§ **WHAT THE EXERCISE ASKS**: Copy each line of the data below with the word "have".

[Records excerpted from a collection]
::::::::

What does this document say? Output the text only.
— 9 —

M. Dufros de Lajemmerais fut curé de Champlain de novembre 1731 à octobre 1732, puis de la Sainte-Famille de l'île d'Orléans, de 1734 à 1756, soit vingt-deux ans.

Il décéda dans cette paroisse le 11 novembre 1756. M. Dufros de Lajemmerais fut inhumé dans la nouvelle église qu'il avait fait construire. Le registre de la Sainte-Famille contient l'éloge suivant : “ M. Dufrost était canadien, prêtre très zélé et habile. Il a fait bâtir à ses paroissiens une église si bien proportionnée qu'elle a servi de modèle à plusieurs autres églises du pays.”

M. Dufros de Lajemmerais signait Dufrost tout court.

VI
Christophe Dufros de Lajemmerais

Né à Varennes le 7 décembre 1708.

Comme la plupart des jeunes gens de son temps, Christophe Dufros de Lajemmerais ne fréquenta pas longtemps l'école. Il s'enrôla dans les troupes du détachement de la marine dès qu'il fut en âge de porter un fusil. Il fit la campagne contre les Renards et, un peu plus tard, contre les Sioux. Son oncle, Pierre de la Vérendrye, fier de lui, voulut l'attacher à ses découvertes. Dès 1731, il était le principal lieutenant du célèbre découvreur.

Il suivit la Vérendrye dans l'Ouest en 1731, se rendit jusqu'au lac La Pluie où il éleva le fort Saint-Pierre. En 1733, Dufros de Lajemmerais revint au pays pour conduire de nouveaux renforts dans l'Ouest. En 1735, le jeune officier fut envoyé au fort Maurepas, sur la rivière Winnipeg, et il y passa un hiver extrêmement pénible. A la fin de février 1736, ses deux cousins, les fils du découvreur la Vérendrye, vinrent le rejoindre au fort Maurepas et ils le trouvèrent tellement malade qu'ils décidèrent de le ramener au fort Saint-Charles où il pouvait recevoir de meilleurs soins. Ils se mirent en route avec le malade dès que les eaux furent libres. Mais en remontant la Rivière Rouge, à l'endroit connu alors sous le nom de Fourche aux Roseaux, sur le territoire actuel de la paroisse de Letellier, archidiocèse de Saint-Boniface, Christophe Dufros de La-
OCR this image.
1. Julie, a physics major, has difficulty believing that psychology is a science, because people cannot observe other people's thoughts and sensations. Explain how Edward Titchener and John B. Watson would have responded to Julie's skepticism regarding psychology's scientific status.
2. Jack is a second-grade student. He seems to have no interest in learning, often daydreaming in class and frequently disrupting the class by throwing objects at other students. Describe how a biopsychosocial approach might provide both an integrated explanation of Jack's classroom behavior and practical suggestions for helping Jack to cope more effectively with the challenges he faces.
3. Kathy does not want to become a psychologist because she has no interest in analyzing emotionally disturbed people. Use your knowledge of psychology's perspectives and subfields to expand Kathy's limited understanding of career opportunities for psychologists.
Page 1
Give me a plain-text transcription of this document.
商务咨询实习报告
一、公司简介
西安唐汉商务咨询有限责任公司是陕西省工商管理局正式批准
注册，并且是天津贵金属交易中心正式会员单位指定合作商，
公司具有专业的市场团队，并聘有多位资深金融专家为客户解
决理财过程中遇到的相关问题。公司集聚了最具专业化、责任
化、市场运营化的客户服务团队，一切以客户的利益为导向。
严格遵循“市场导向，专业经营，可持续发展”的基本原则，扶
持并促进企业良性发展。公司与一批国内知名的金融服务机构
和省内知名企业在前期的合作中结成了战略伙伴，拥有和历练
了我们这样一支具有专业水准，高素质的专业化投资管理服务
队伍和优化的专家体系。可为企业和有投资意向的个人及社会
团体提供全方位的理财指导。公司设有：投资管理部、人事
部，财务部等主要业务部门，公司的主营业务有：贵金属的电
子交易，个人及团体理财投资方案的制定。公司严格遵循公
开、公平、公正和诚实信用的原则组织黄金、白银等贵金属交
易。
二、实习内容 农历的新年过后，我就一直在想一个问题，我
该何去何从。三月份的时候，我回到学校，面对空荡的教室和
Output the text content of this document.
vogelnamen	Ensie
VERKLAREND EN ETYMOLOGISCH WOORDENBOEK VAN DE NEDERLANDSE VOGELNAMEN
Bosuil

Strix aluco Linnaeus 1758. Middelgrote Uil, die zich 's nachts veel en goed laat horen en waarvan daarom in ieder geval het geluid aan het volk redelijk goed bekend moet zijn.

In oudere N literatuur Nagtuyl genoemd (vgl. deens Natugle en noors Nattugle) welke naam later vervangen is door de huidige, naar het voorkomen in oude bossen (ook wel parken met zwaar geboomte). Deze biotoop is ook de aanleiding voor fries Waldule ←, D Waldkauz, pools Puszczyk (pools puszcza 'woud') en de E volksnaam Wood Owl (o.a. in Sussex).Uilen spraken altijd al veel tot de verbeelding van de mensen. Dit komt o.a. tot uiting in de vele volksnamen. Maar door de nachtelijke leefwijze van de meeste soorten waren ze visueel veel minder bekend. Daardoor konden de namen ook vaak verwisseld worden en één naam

::::::::

§ **THE OUTPUT**:
1. Julie, a physics major, has difficulty believing that psychology is a science, because people cannot observe other people's thoughts and sensations. Explain how Edward Titchener and John B. Watson would have responded to Julie's skepticism regarding psychology's scientific status.
2. Jack is a second-grade student. He seems to have no interest in learning, often daydreaming in class and frequently disrupting the class by throwing objects at other students. Describe how a biopsychosocial approach might provide both an integrated explanation of Jack's classroom behavior and practical suggestions for helping Jack to cope more effectively with the challenges he faces.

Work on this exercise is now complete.